*RECORD LIST*.
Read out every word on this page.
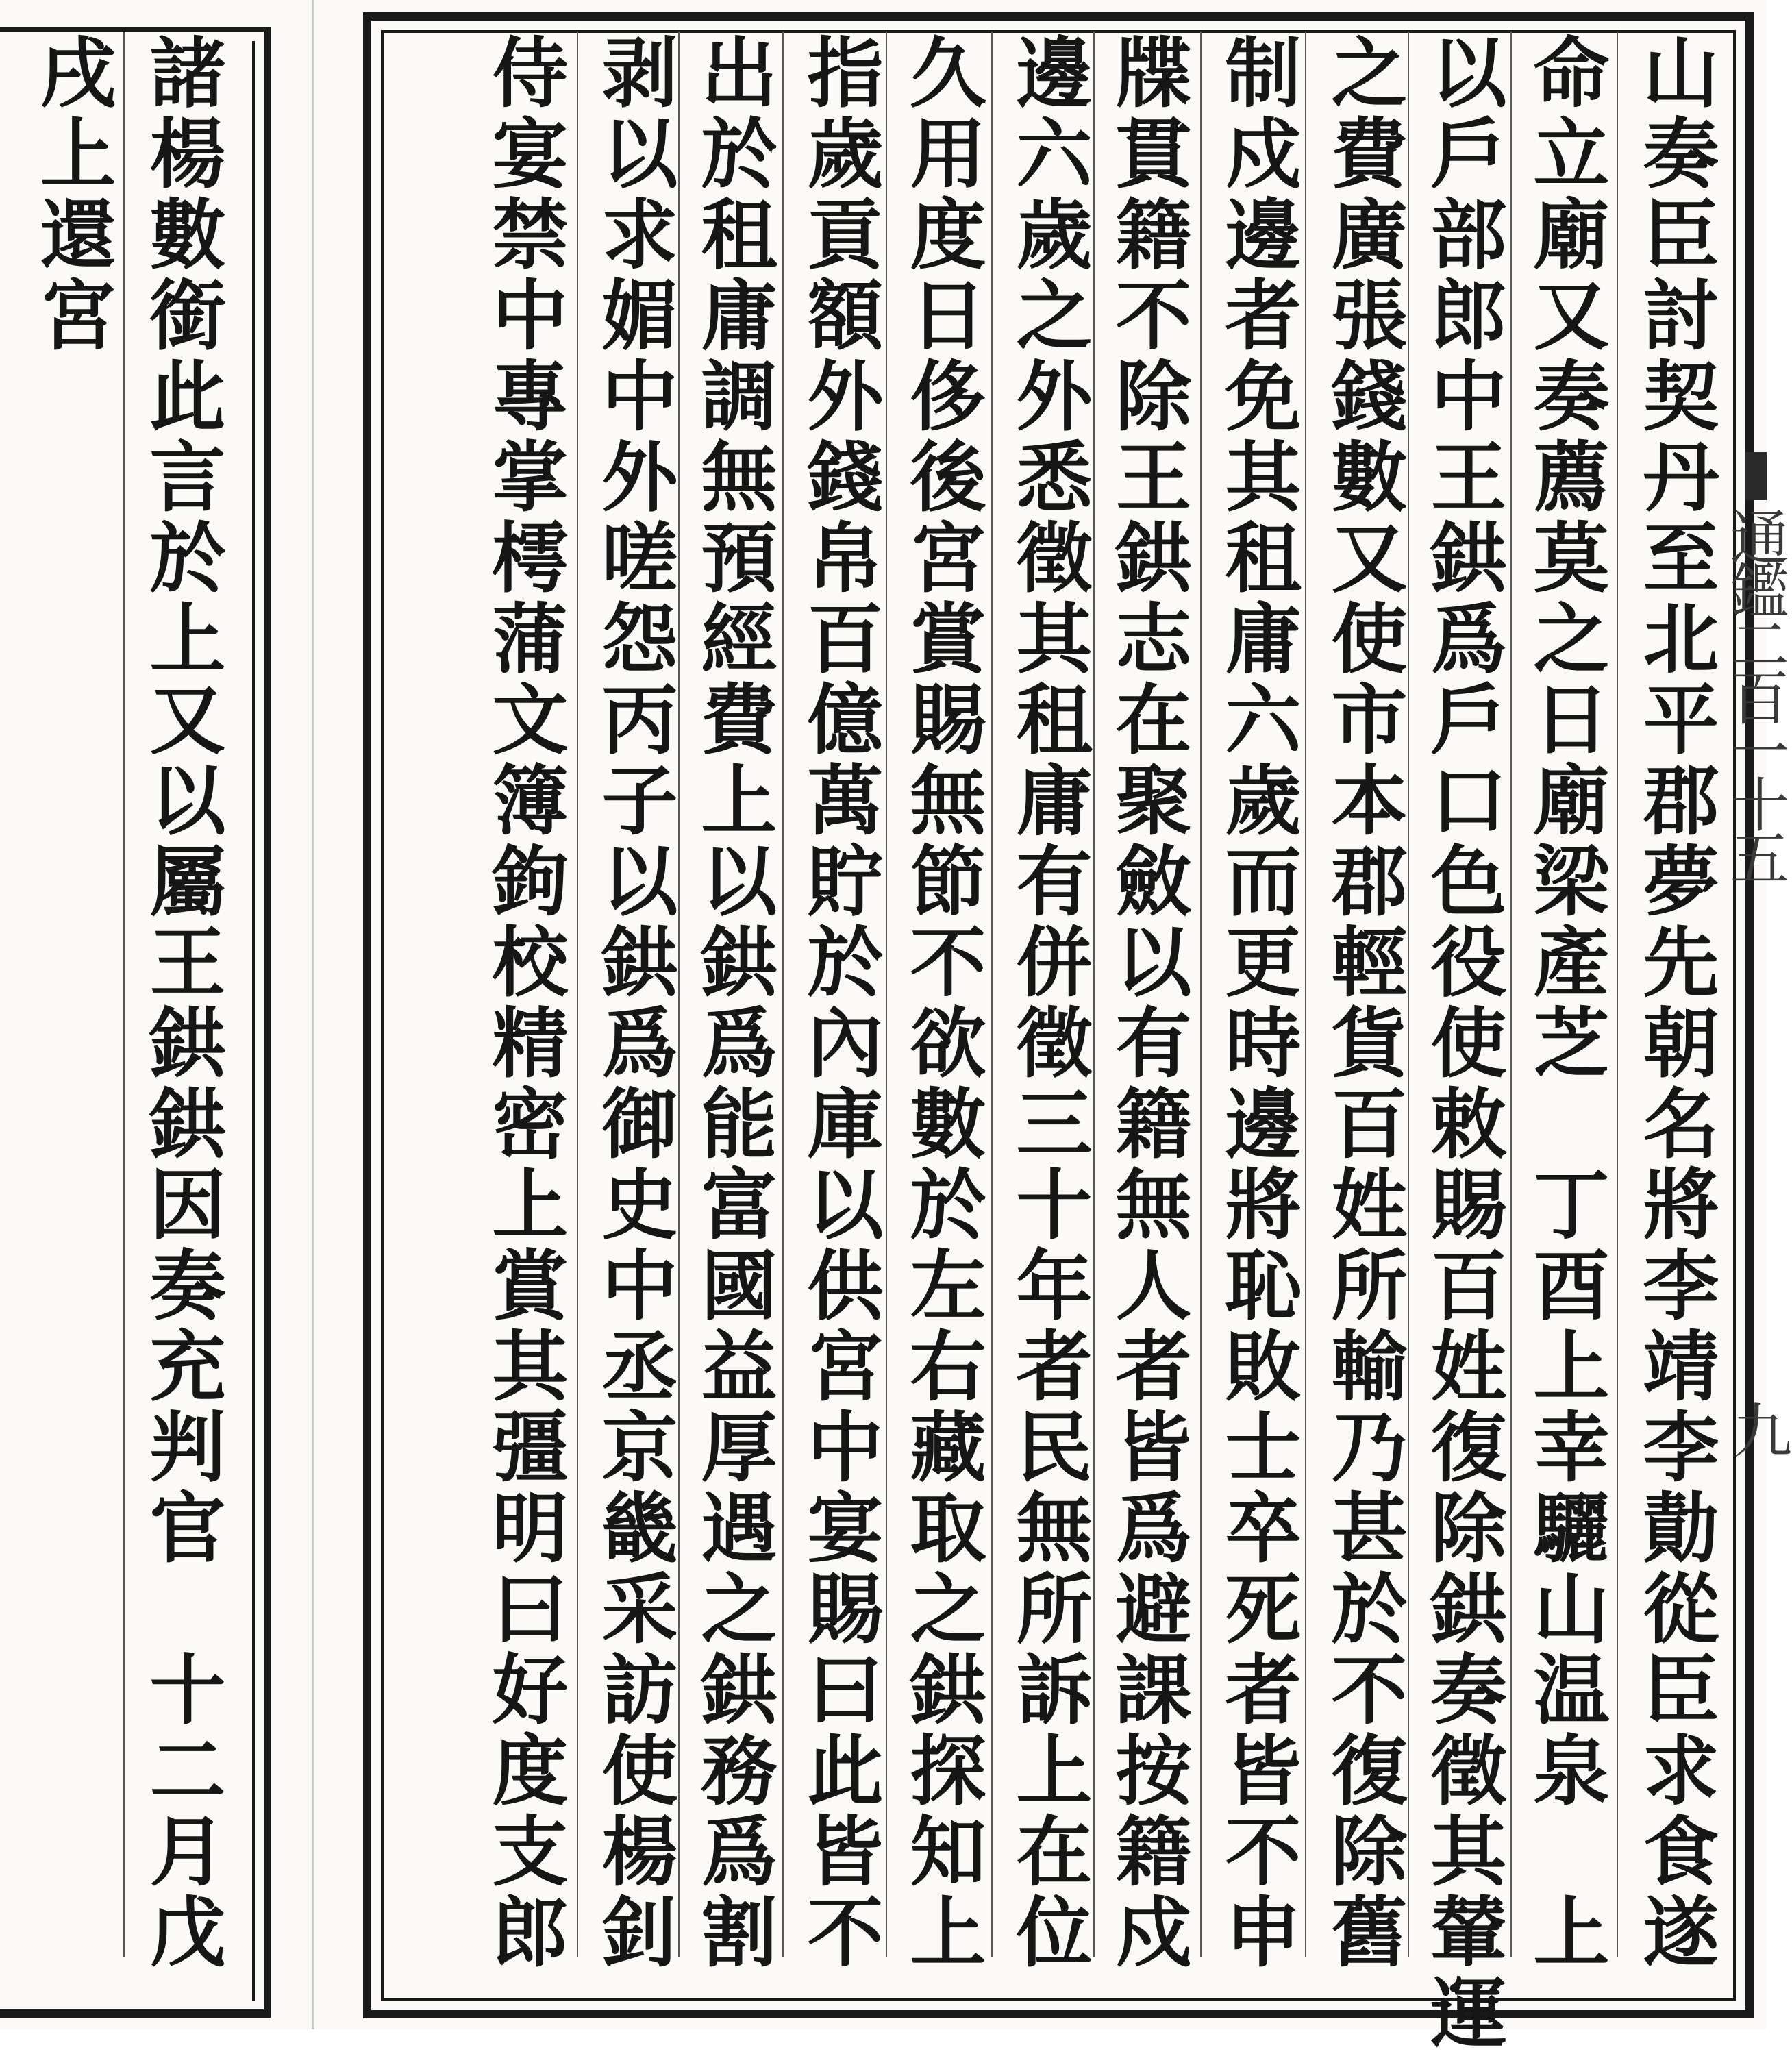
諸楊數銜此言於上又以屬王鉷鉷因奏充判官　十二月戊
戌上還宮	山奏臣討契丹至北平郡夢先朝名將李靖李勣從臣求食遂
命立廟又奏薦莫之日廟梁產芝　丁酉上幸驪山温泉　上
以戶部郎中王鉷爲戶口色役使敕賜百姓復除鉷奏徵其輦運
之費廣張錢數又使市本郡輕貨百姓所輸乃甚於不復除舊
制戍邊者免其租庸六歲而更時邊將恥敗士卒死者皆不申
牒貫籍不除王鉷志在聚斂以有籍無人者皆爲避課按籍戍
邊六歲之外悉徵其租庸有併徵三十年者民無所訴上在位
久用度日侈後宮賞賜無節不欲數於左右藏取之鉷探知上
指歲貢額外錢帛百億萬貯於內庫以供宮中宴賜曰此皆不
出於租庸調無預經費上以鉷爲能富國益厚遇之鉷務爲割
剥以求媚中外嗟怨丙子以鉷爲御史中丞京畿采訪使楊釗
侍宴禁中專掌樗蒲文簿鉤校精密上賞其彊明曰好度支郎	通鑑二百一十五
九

*GIVEN INSTRUCTION*. Give the entries again without a single change, but with no pictures.

*ANSWER TO THE EXERCISE*.
Read out every word on this page.
諸楊數銜此言於上又以屬王鉷鉷因奏充判官　十二月戊
戌上還宮	山奏臣討契丹至北平郡夢先朝名將李靖李勣從臣求食遂
命立廟又奏薦莫之日廟梁產芝　丁酉上幸驪山温泉　上
以戶部郎中王鉷爲戶口色役使敕賜百姓復除鉷奏徵其輦運
之費廣張錢數又使市本郡輕貨百姓所輸乃甚於不復除舊
制戍邊者免其租庸六歲而更時邊將恥敗士卒死者皆不申
牒貫籍不除王鉷志在聚斂以有籍無人者皆爲避課按籍戍
邊六歲之外悉徵其租庸有併徵三十年者民無所訴上在位
久用度日侈後宮賞賜無節不欲數於左右藏取之鉷探知上
指歲貢額外錢帛百億萬貯於內庫以供宮中宴賜曰此皆不
出於租庸調無預經費上以鉷爲能富國益厚遇之鉷務爲割
剥以求媚中外嗟怨丙子以鉷爲御史中丞京畿采訪使楊釗
侍宴禁中專掌樗蒲文簿鉤校精密上賞其彊明曰好度支郎	通鑑二百一十五
九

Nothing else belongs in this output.